→ **WRITTEN EXERCISE**: Note how many lines include the word "plumbing", and give that number by itself.
** begin DATASET EXTRACT **
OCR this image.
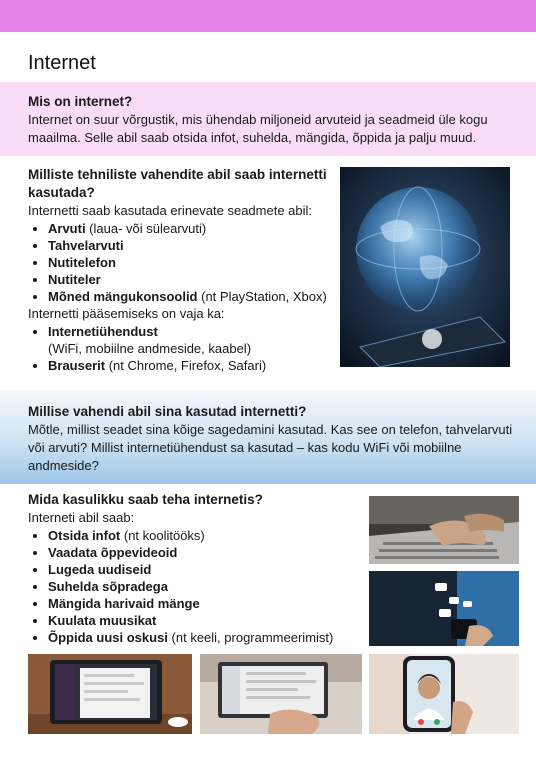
Internet
Mis on internet?
Internet on suur võrgustik, mis ühendab miljoneid arvuteid ja seadmeid üle kogu maailma. Selle abil saab otsida infot, suhelda, mängida, õppida ja palju muud.
Milliste tehniliste vahendite abil saab internetti kasutada?
Internetti saab kasutada erinevate seadmete abil:
• Arvuti (laua- või sülearvuti)
• Tahvelarvuti
• Nutitelefon
• Nutiteler
• Mõned mängukonsoolid (nt PlayStation, Xbox)
Internetti pääsemiseks on vaja ka:
• Internetiühendust
(WiFi, mobiilne andmeside, kaabel)
• Brauserit (nt Chrome, Firefox, Safari)
Millise vahendi abil sina kasutad internetti?
Mõtle, millist seadet sina kõige sagedamini kasutad. Kas see on telefon, tahvelarvuti või arvuti? Millist internetiühendust sa kasutad – kas kodu WiFi või mobiilne andmeside?
Mida kasulikku saab teha internetis?
Interneti abil saab:
• Otsida infot (nt koolitööks)
• Vaadata õppevideoid
• Lugeda uudiseid
• Suhelda sõpradega
• Mängida harivaid mänge
• Kuulata muusikat
• Õppida uusi oskusi (nt keeli, programmeerimist)
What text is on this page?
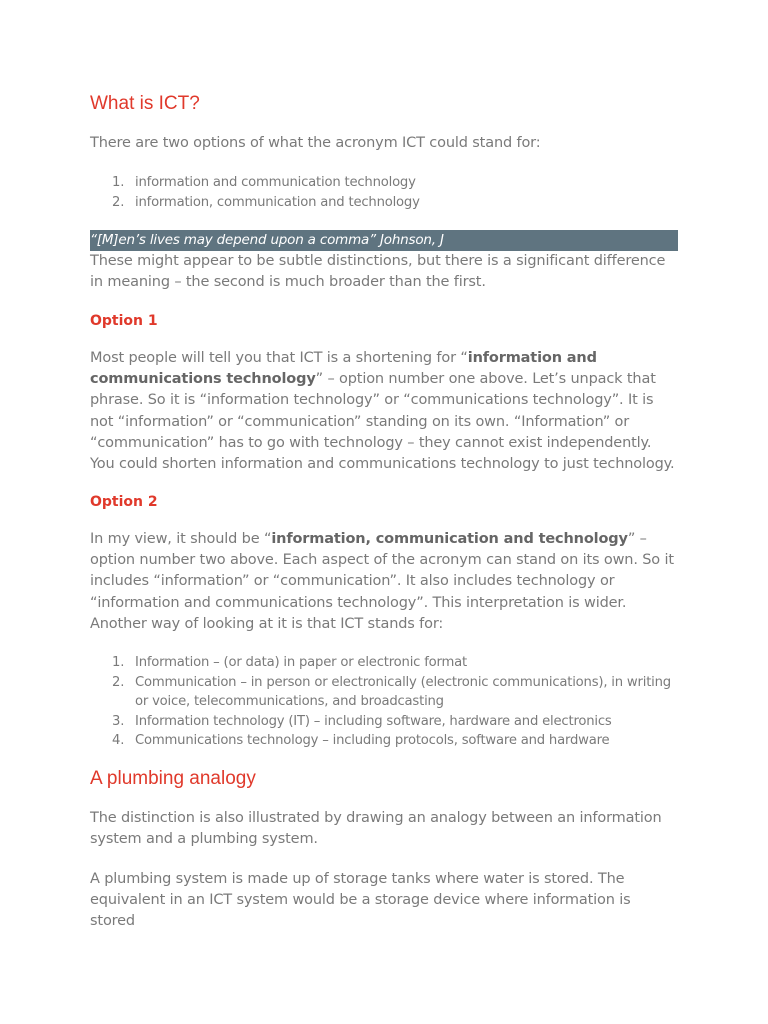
What is ICT?

There are two options of what the acronym ICT could stand for:

1. information and communication technology
2. information, communication and technology
“[M]en’s lives may depend upon a comma” Johnson, J

These might appear to be subtle distinctions, but there is a significant difference in meaning – the second is much broader than the first.

Option 1

Most people will tell you that ICT is a shortening for “information and communications technology” – option number one above. Let’s unpack that phrase. So it is “information technology” or “communications technology”. It is not “information” or “communication” standing on its own. “Information” or “communication” has to go with technology – they cannot exist independently. You could shorten information and communications technology to just technology.

Option 2

In my view, it should be “information, communication and technology” – option number two above. Each aspect of the acronym can stand on its own. So it includes “information” or “communication”. It also includes technology or “information and communications technology”. This interpretation is wider. Another way of looking at it is that ICT stands for:

1. Information – (or data) in paper or electronic format
2. Communication – in person or electronically (electronic communications), in writing or voice, telecommunications, and broadcasting
3. Information technology (IT) – including software, hardware and electronics
4. Communications technology – including protocols, software and hardware
A plumbing analogy

The distinction is also illustrated by drawing an analogy between an information system and a plumbing system.

A plumbing system is made up of storage tanks where water is stored. The equivalent in an ICT system would be a storage device where information is stored
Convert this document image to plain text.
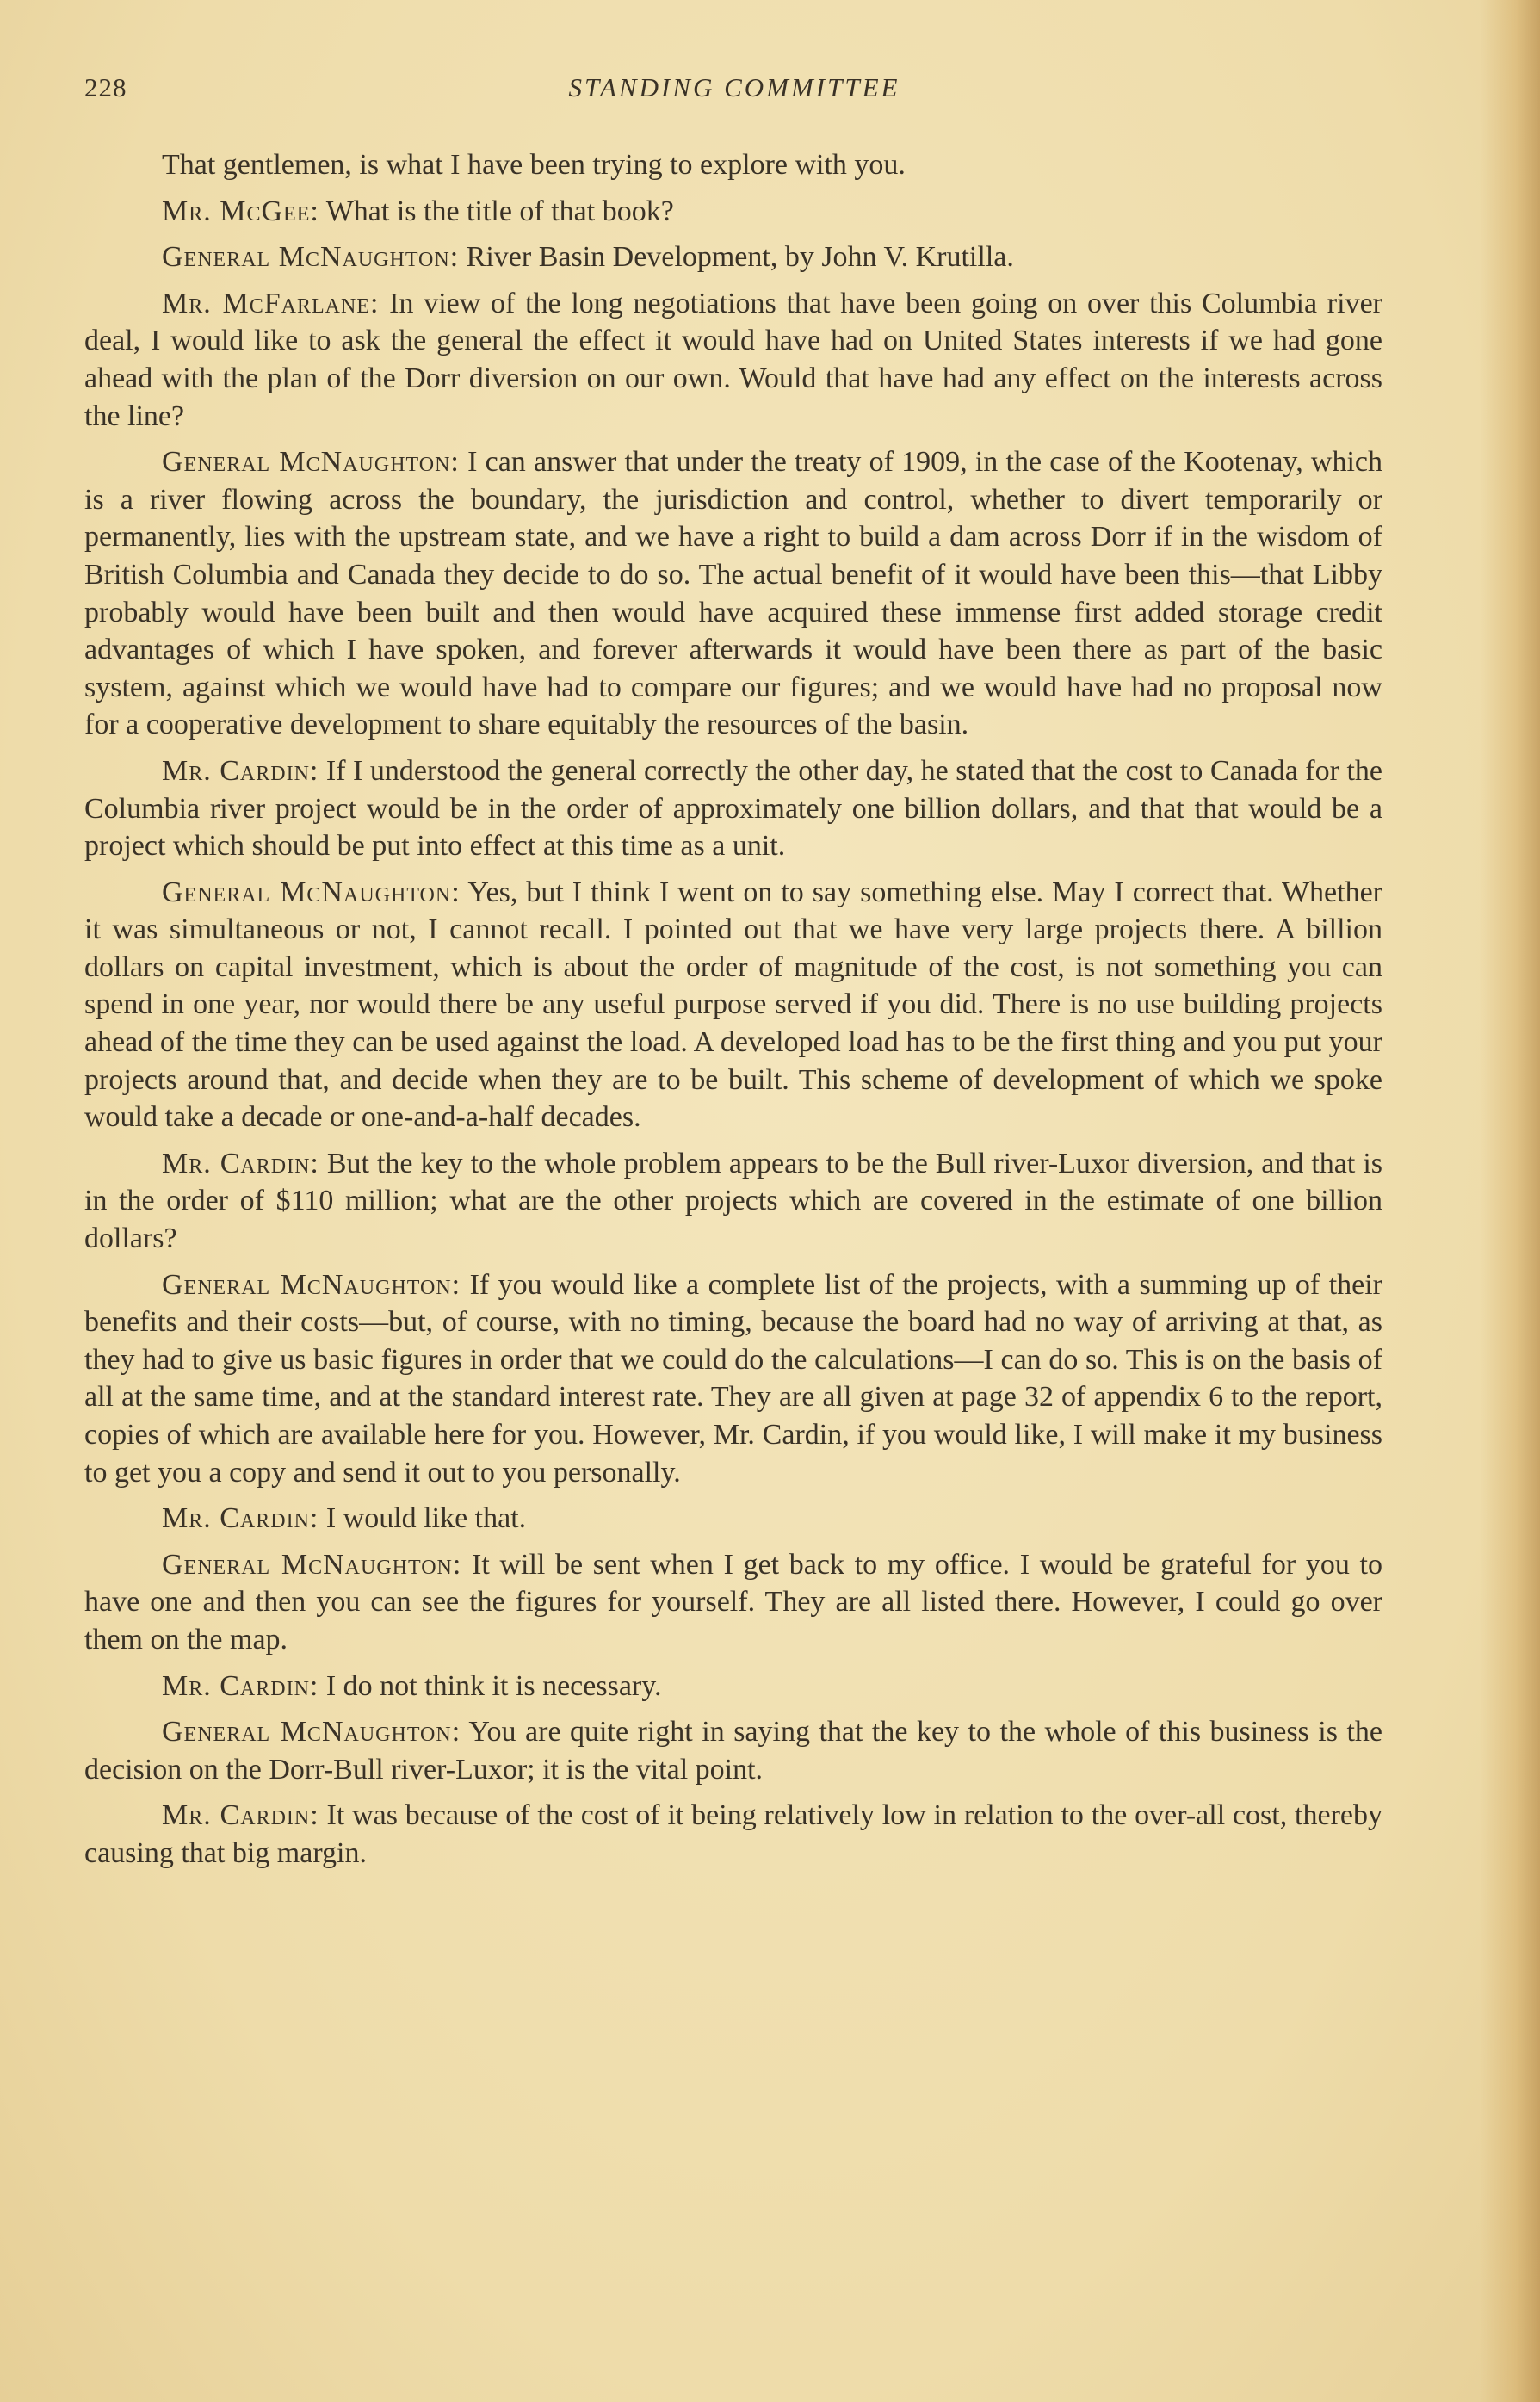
228	STANDING COMMITTEE

That gentlemen, is what I have been trying to explore with you.

Mr. McGee: What is the title of that book?

General McNaughton: River Basin Development, by John V. Krutilla.

Mr. McFarlane: In view of the long negotiations that have been going on over this Columbia river deal, I would like to ask the general the effect it would have had on United States interests if we had gone ahead with the plan of the Dorr diversion on our own. Would that have had any effect on the interests across the line?

General McNaughton: I can answer that under the treaty of 1909, in the case of the Kootenay, which is a river flowing across the boundary, the jurisdiction and control, whether to divert temporarily or permanently, lies with the upstream state, and we have a right to build a dam across Dorr if in the wisdom of British Columbia and Canada they decide to do so. The actual benefit of it would have been this—that Libby probably would have been built and then would have acquired these immense first added storage credit advantages of which I have spoken, and forever afterwards it would have been there as part of the basic system, against which we would have had to compare our figures; and we would have had no proposal now for a cooperative development to share equitably the resources of the basin.

Mr. Cardin: If I understood the general correctly the other day, he stated that the cost to Canada for the Columbia river project would be in the order of approximately one billion dollars, and that that would be a project which should be put into effect at this time as a unit.

General McNaughton: Yes, but I think I went on to say something else. May I correct that. Whether it was simultaneous or not, I cannot recall. I pointed out that we have very large projects there. A billion dollars on capital investment, which is about the order of magnitude of the cost, is not something you can spend in one year, nor would there be any useful purpose served if you did. There is no use building projects ahead of the time they can be used against the load. A developed load has to be the first thing and you put your projects around that, and decide when they are to be built. This scheme of development of which we spoke would take a decade or one-and-a-half decades.

Mr. Cardin: But the key to the whole problem appears to be the Bull river-Luxor diversion, and that is in the order of $110 million; what are the other projects which are covered in the estimate of one billion dollars?

General McNaughton: If you would like a complete list of the projects, with a summing up of their benefits and their costs—but, of course, with no timing, because the board had no way of arriving at that, as they had to give us basic figures in order that we could do the calculations—I can do so. This is on the basis of all at the same time, and at the standard interest rate. They are all given at page 32 of appendix 6 to the report, copies of which are available here for you. However, Mr. Cardin, if you would like, I will make it my business to get you a copy and send it out to you personally.

Mr. Cardin: I would like that.

General McNaughton: It will be sent when I get back to my office. I would be grateful for you to have one and then you can see the figures for yourself. They are all listed there. However, I could go over them on the map.

Mr. Cardin: I do not think it is necessary.

General McNaughton: You are quite right in saying that the key to the whole of this business is the decision on the Dorr-Bull river-Luxor; it is the vital point.

Mr. Cardin: It was because of the cost of it being relatively low in relation to the over-all cost, thereby causing that big margin.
** end DATASET EXTRACT **
→ **PROBLEM SOLUTION**: 3